GIVEN TASK >> Extract every line below, verbatim.

Data entries:
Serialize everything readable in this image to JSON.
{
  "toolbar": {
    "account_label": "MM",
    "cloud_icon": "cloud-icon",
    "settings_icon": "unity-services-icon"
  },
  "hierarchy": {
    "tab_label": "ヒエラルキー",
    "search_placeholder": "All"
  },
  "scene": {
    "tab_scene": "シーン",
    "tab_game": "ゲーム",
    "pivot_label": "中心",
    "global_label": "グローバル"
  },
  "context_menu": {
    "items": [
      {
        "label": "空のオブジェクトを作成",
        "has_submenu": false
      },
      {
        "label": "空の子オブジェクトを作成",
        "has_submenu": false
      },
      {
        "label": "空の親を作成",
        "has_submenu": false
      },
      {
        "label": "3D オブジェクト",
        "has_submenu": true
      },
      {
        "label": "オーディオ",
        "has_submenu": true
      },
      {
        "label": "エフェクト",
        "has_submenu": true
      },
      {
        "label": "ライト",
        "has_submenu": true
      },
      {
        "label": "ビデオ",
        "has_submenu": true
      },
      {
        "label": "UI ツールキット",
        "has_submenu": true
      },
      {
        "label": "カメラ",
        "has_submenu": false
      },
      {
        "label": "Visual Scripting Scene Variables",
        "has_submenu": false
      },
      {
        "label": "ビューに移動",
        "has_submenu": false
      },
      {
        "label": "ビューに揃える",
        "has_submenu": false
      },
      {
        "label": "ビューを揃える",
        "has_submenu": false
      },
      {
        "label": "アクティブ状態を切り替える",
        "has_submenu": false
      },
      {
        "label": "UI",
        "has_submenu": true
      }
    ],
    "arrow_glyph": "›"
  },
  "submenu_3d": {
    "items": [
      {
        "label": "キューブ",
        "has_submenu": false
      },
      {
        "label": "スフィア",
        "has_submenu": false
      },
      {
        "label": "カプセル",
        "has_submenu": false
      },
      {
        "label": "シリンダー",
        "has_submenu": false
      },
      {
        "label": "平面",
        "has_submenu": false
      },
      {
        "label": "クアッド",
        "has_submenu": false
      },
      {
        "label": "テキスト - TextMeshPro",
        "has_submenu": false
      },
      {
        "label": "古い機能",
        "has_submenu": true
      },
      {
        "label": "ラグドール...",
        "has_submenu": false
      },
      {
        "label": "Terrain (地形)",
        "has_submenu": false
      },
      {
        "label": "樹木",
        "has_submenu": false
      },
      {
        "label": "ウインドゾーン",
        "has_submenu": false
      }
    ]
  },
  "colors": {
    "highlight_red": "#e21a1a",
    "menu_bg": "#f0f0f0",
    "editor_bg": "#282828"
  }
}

EXERCISE ANSWER >>
Serialize everything readable in this image to JSON.
{
  "toolbar": {
    "account_label": "MM",
    "cloud_icon": "cloud-icon",
    "settings_icon": "unity-services-icon"
  },
  "hierarchy": {
    "tab_label": "ヒエラルキー",
    "search_placeholder": "All"
  },
  "scene": {
    "tab_scene": "シーン",
    "tab_game": "ゲーム",
    "pivot_label": "中心",
    "global_label": "グローバル"
  },
  "context_menu": {
    "items": [
      {
        "label": "空のオブジェクトを作成",
        "has_submenu": false
      },
      {
        "label": "空の子オブジェクトを作成",
        "has_submenu": false
      },
      {
        "label": "空の親を作成",
        "has_submenu": false
      },
      {
        "label": "3D オブジェクト",
        "has_submenu": true
      },
      {
        "label": "オーディオ",
        "has_submenu": true
      },
      {
        "label": "エフェクト",
        "has_submenu": true
      },
      {
        "label": "ライト",
        "has_submenu": true
      },
      {
        "label": "ビデオ",
        "has_submenu": true
      },
      {
        "label": "UI ツールキット",
        "has_submenu": true
      },
      {
        "label": "カメラ",
        "has_submenu": false
      },
      {
        "label": "Visual Scripting Scene Variables",
        "has_submenu": false
      },
      {
        "label": "ビューに移動",
        "has_submenu": false
      },
      {
        "label": "ビューに揃える",
        "has_submenu": false
      },
      {
        "label": "ビューを揃える",
        "has_submenu": false
      },
      {
        "label": "アクティブ状態を切り替える",
        "has_submenu": false
      },
      {
        "label": "UI",
        "has_submenu": true
      }
    ],
    "arrow_glyph": "›"
  },
  "submenu_3d": {
    "items": [
      {
        "label": "キューブ",
        "has_submenu": false
      },
      {
        "label": "スフィア",
        "has_submenu": false
      },
      {
        "label": "カプセル",
        "has_submenu": false
      },
      {
        "label": "シリンダー",
        "has_submenu": false
      },
      {
        "label": "平面",
        "has_submenu": false
      },
      {
        "label": "クアッド",
        "has_submenu": false
      },
      {
        "label": "テキスト - TextMeshPro",
        "has_submenu": false
      },
      {
        "label": "古い機能",
        "has_submenu": true
      },
      {
        "label": "ラグドール...",
        "has_submenu": false
      },
      {
        "label": "Terrain (地形)",
        "has_submenu": false
      },
      {
        "label": "樹木",
        "has_submenu": false
      },
      {
        "label": "ウインドゾーン",
        "has_submenu": false
      }
    ]
  },
  "colors": {
    "highlight_red": "#e21a1a",
    "menu_bg": "#f0f0f0",
    "editor_bg": "#282828"
  }
}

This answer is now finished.